◆ **Stated goal**:
Using the listing below, select the lines with the word "channels" and copy them.

[BEGIN Dataset entries]

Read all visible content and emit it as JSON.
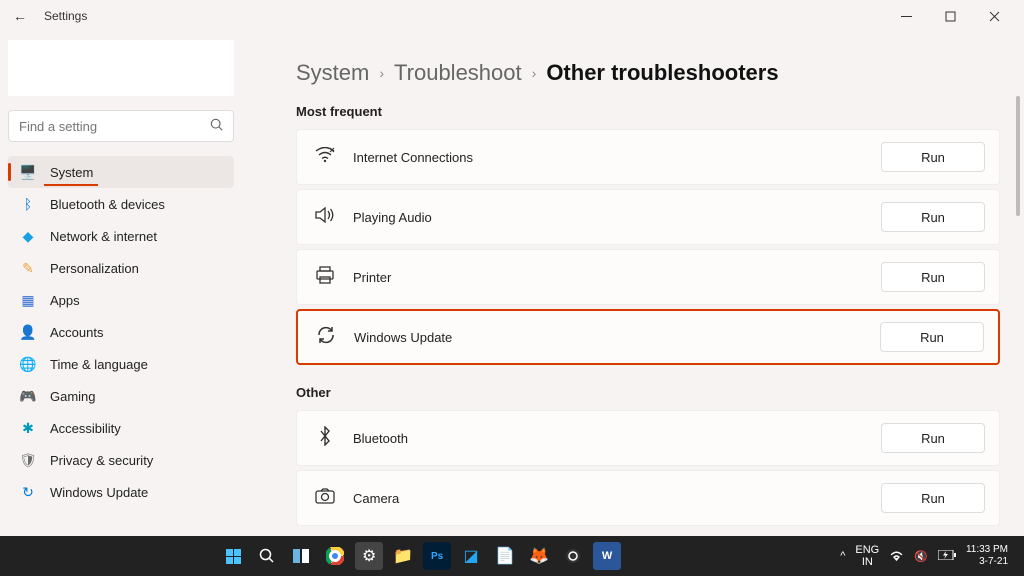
{
  "window": {
    "title": "Settings"
  },
  "search": {
    "placeholder": "Find a setting"
  },
  "nav": [
    {
      "label": "System",
      "icon": "🖥️",
      "color": "#5b5b5b",
      "active": true
    },
    {
      "label": "Bluetooth & devices",
      "icon": "ᛒ",
      "color": "#0078d4"
    },
    {
      "label": "Network & internet",
      "icon": "◆",
      "color": "#1ba1e2"
    },
    {
      "label": "Personalization",
      "icon": "✎",
      "color": "#e8a33d"
    },
    {
      "label": "Apps",
      "icon": "▦",
      "color": "#3971d1"
    },
    {
      "label": "Accounts",
      "icon": "👤",
      "color": "#f0a30a"
    },
    {
      "label": "Time & language",
      "icon": "🌐",
      "color": "#3971d1"
    },
    {
      "label": "Gaming",
      "icon": "🎮",
      "color": "#777"
    },
    {
      "label": "Accessibility",
      "icon": "✱",
      "color": "#0099bc"
    },
    {
      "label": "Privacy & security",
      "icon": "🛡",
      "color": "#6b6b6b"
    },
    {
      "label": "Windows Update",
      "icon": "↻",
      "color": "#0078d4"
    }
  ],
  "breadcrumb": {
    "a": "System",
    "b": "Troubleshoot",
    "c": "Other troubleshooters"
  },
  "sections": {
    "most_frequent": {
      "title": "Most frequent",
      "items": [
        {
          "label": "Internet Connections",
          "icon": "wifi",
          "button": "Run",
          "highlight": false
        },
        {
          "label": "Playing Audio",
          "icon": "speaker",
          "button": "Run",
          "highlight": false
        },
        {
          "label": "Printer",
          "icon": "printer",
          "button": "Run",
          "highlight": false
        },
        {
          "label": "Windows Update",
          "icon": "refresh",
          "button": "Run",
          "highlight": true
        }
      ]
    },
    "other": {
      "title": "Other",
      "items": [
        {
          "label": "Bluetooth",
          "icon": "bt",
          "button": "Run"
        },
        {
          "label": "Camera",
          "icon": "camera",
          "button": "Run"
        }
      ]
    }
  },
  "taskbar": {
    "lang": "ENG",
    "region": "IN",
    "time": "11:33 PM",
    "date": "3-7-21"
  }
}
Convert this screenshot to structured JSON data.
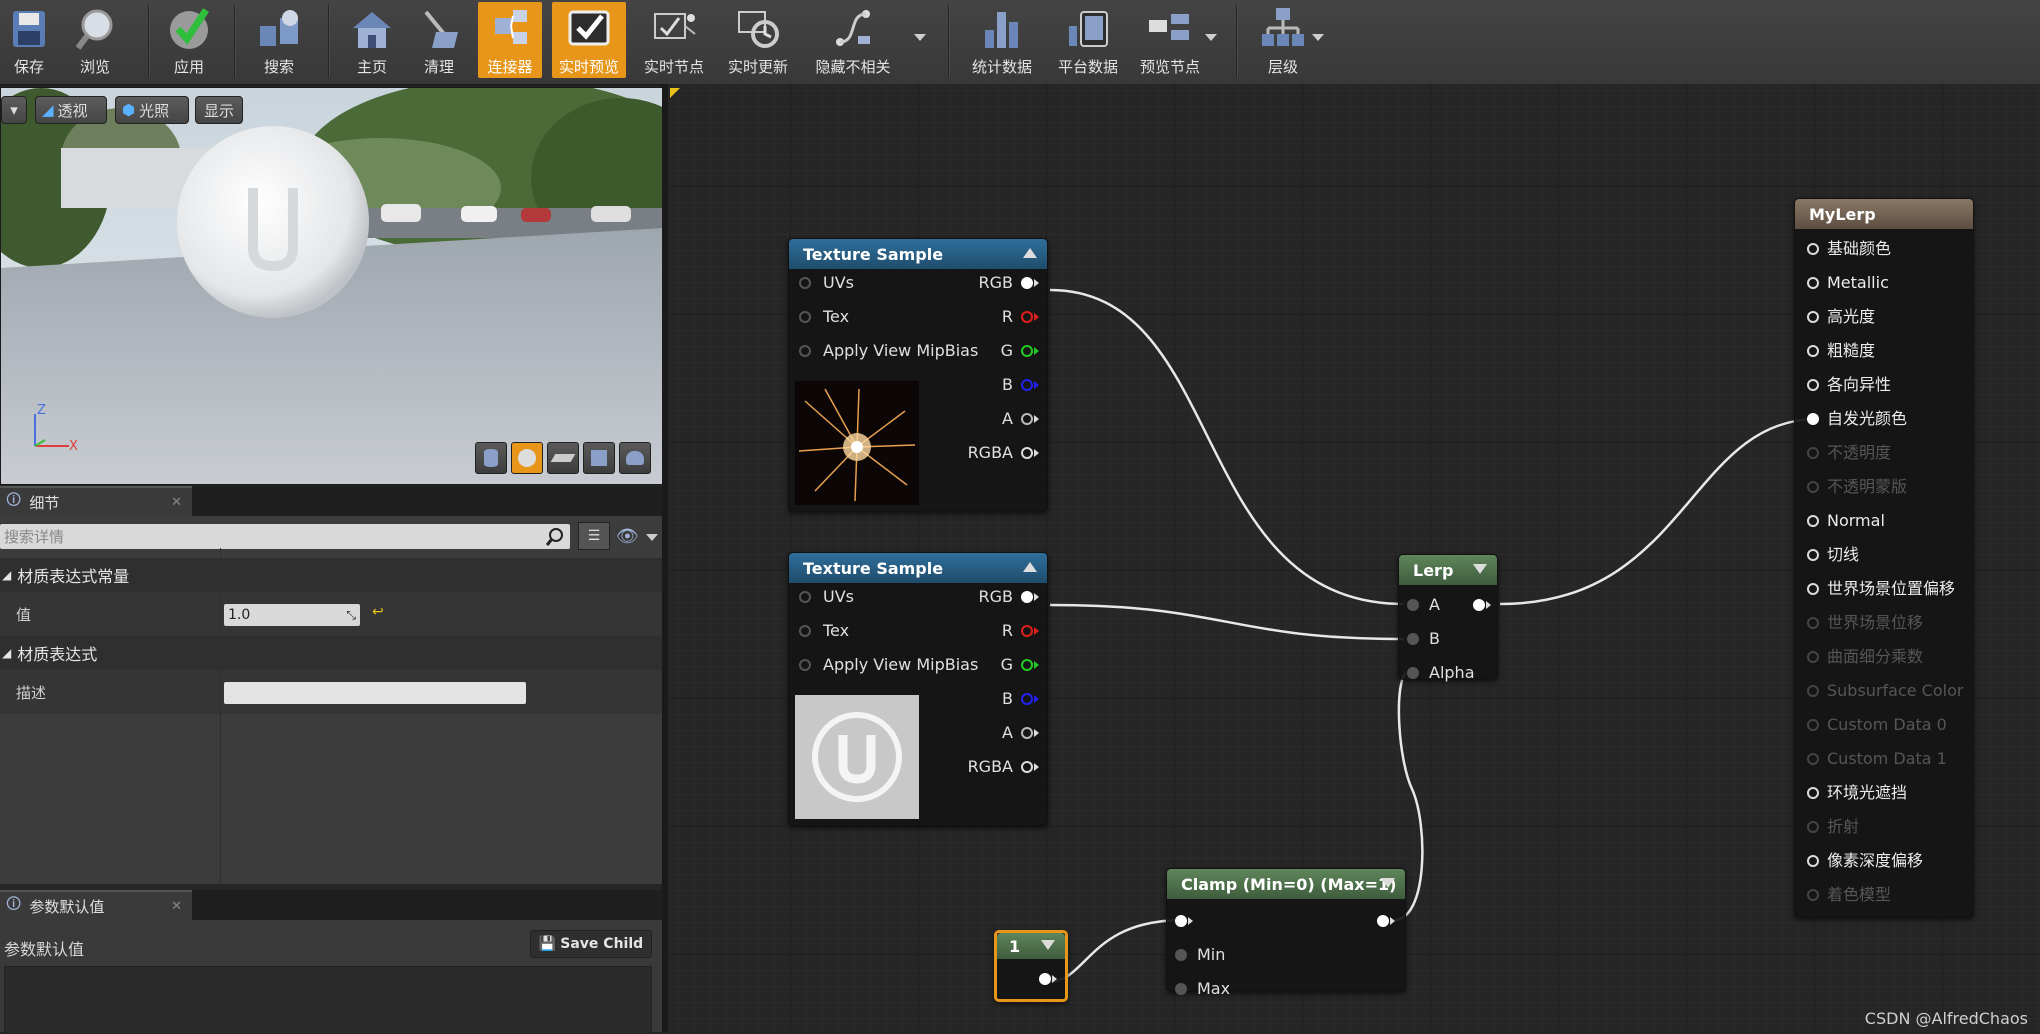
{
  "toolbar": {
    "items": [
      {
        "label": "保存",
        "icon": "save-icon"
      },
      {
        "label": "浏览",
        "icon": "browse-icon"
      },
      {
        "label": "应用",
        "icon": "apply-icon"
      },
      {
        "label": "搜索",
        "icon": "search-icon"
      },
      {
        "label": "主页",
        "icon": "home-icon"
      },
      {
        "label": "清理",
        "icon": "clean-icon"
      },
      {
        "label": "连接器",
        "icon": "connector-icon",
        "active": true
      },
      {
        "label": "实时预览",
        "icon": "live-preview-icon",
        "active": true
      },
      {
        "label": "实时节点",
        "icon": "live-nodes-icon"
      },
      {
        "label": "实时更新",
        "icon": "live-update-icon"
      },
      {
        "label": "隐藏不相关",
        "icon": "hide-unrelated-icon"
      },
      {
        "label": "统计数据",
        "icon": "stats-icon"
      },
      {
        "label": "平台数据",
        "icon": "platform-stats-icon"
      },
      {
        "label": "预览节点",
        "icon": "preview-node-icon"
      },
      {
        "label": "层级",
        "icon": "hierarchy-icon"
      }
    ]
  },
  "viewport": {
    "buttons": {
      "dropdown": "▾",
      "perspective": "透视",
      "lit": "光照",
      "show": "显示"
    },
    "axis": {
      "z": "Z",
      "x": "X"
    }
  },
  "details": {
    "tab_title": "细节",
    "search_placeholder": "搜索详情",
    "category_constant": "材质表达式常量",
    "value_label": "值",
    "value": "1.0",
    "category_expression": "材质表达式",
    "desc_label": "描述",
    "desc_value": ""
  },
  "params": {
    "tab_title": "参数默认值",
    "label": "参数默认值",
    "save_child": "Save Child"
  },
  "graph": {
    "texture1": {
      "title": "Texture Sample",
      "inputs": [
        "UVs",
        "Tex",
        "Apply View MipBias"
      ],
      "outputs": [
        "RGB",
        "R",
        "G",
        "B",
        "A",
        "RGBA"
      ]
    },
    "texture2": {
      "title": "Texture Sample",
      "inputs": [
        "UVs",
        "Tex",
        "Apply View MipBias"
      ],
      "outputs": [
        "RGB",
        "R",
        "G",
        "B",
        "A",
        "RGBA"
      ]
    },
    "lerp": {
      "title": "Lerp",
      "inputs": [
        "A",
        "B",
        "Alpha"
      ]
    },
    "clamp": {
      "title": "Clamp (Min=0) (Max=1)",
      "inputs": [
        "Min",
        "Max"
      ]
    },
    "constant": {
      "title": "1"
    },
    "result": {
      "title": "MyLerp",
      "pins": [
        {
          "label": "基础颜色",
          "enabled": true
        },
        {
          "label": "Metallic",
          "enabled": true
        },
        {
          "label": "高光度",
          "enabled": true
        },
        {
          "label": "粗糙度",
          "enabled": true
        },
        {
          "label": "各向异性",
          "enabled": true
        },
        {
          "label": "自发光颜色",
          "enabled": true,
          "connected": true
        },
        {
          "label": "不透明度",
          "enabled": false
        },
        {
          "label": "不透明蒙版",
          "enabled": false
        },
        {
          "label": "Normal",
          "enabled": true
        },
        {
          "label": "切线",
          "enabled": true
        },
        {
          "label": "世界场景位置偏移",
          "enabled": true
        },
        {
          "label": "世界场景位移",
          "enabled": false
        },
        {
          "label": "曲面细分乘数",
          "enabled": false
        },
        {
          "label": "Subsurface Color",
          "enabled": false
        },
        {
          "label": "Custom Data 0",
          "enabled": false
        },
        {
          "label": "Custom Data 1",
          "enabled": false
        },
        {
          "label": "环境光遮挡",
          "enabled": true
        },
        {
          "label": "折射",
          "enabled": false
        },
        {
          "label": "像素深度偏移",
          "enabled": true
        },
        {
          "label": "着色模型",
          "enabled": false
        }
      ]
    }
  },
  "watermark": "CSDN @AlfredChaos",
  "colors": {
    "accent": "#e8961a",
    "texture_header": "#2a5f86",
    "lerp_header": "#4c6b4a",
    "result_header": "#6e5e4e",
    "pin_r": "#e0201a",
    "pin_g": "#22cc22",
    "pin_b": "#2222ee"
  }
}
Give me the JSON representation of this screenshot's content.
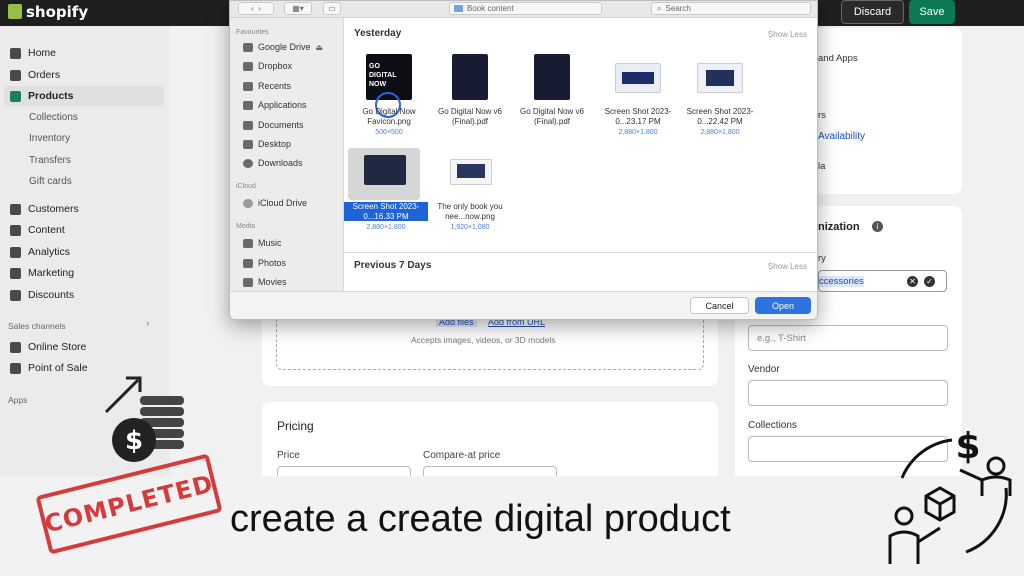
{
  "topbar": {
    "logo": "shopify",
    "discard_label": "Discard",
    "save_label": "Save"
  },
  "sidebar": {
    "items": [
      {
        "label": "Home"
      },
      {
        "label": "Orders"
      },
      {
        "label": "Products"
      },
      {
        "label": "Collections"
      },
      {
        "label": "Inventory"
      },
      {
        "label": "Transfers"
      },
      {
        "label": "Gift cards"
      },
      {
        "label": "Customers"
      },
      {
        "label": "Content"
      },
      {
        "label": "Analytics"
      },
      {
        "label": "Marketing"
      },
      {
        "label": "Discounts"
      }
    ],
    "sales_channels_label": "Sales channels",
    "channels": [
      {
        "label": "Online Store"
      },
      {
        "label": "Point of Sale"
      }
    ],
    "apps_label": "Apps"
  },
  "main": {
    "media": {
      "add_files": "Add files",
      "add_from_url": "Add from URL",
      "accepts": "Accepts images, videos, or 3D models"
    },
    "pricing": {
      "title": "Pricing",
      "price_label": "Price",
      "compare_label": "Compare-at price"
    },
    "right": {
      "apps_text": "and Apps",
      "availability_prefix": "rs",
      "availability_link": "Availability",
      "la_text": "la",
      "organization_title": "nization",
      "category_label": "ry",
      "category_value": "ccessories",
      "type_placeholder": "e.g., T-Shirt",
      "vendor_label": "Vendor",
      "collections_label": "Collections"
    }
  },
  "dialog": {
    "location": "Book content",
    "search_placeholder": "Search",
    "sidebar": {
      "favourites_label": "Favourites",
      "favourites": [
        {
          "label": "Google Drive"
        },
        {
          "label": "Dropbox"
        },
        {
          "label": "Recents"
        },
        {
          "label": "Applications"
        },
        {
          "label": "Documents"
        },
        {
          "label": "Desktop"
        },
        {
          "label": "Downloads"
        }
      ],
      "icloud_label": "iCloud",
      "icloud": [
        {
          "label": "iCloud Drive"
        }
      ],
      "media_label": "Media",
      "media": [
        {
          "label": "Music"
        },
        {
          "label": "Photos"
        },
        {
          "label": "Movies"
        }
      ]
    },
    "groups": {
      "yesterday": "Yesterday",
      "previous": "Previous 7 Days",
      "show_less": "Show Less"
    },
    "thumb_logo_text": "GO DIGITAL NOW",
    "files": [
      {
        "name": "Go Digital Now Favicon.png",
        "size": "500×500"
      },
      {
        "name": "Go Digital Now v6 (Final).pdf",
        "size": ""
      },
      {
        "name": "Go Digital Now v6 (Final).pdf",
        "size": ""
      },
      {
        "name": "Screen Shot 2023-0...23.17 PM",
        "size": "2,880×1,800"
      },
      {
        "name": "Screen Shot 2023-0...22.42 PM",
        "size": "2,880×1,800"
      },
      {
        "name": "Screen Shot 2023-0...16.33 PM",
        "size": "2,880×1,800"
      },
      {
        "name": "The only book you nee...now.png",
        "size": "1,920×1,080"
      }
    ],
    "cancel_label": "Cancel",
    "open_label": "Open"
  },
  "banner": {
    "stamp_text": "COMPLETED",
    "caption": "create a create digital product"
  },
  "colors": {
    "accent_green": "#0b7a53",
    "selection_blue": "#1e64d6",
    "stamp_red": "#d43c3c"
  }
}
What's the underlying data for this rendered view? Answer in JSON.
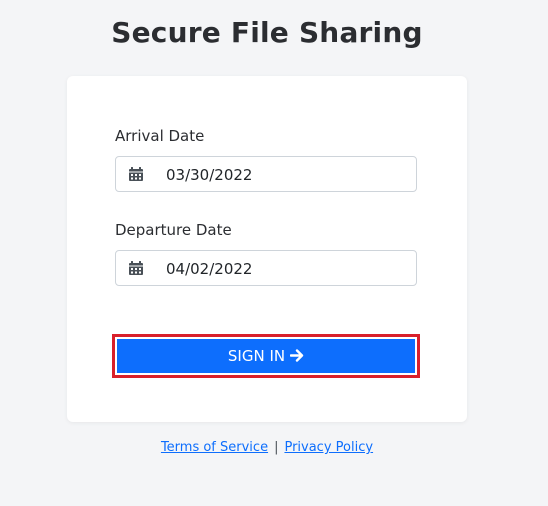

[END Dataset entries]

◆ **Result of the exercise**:
    "sales_channels_label": "Sales channels",
    "channels": [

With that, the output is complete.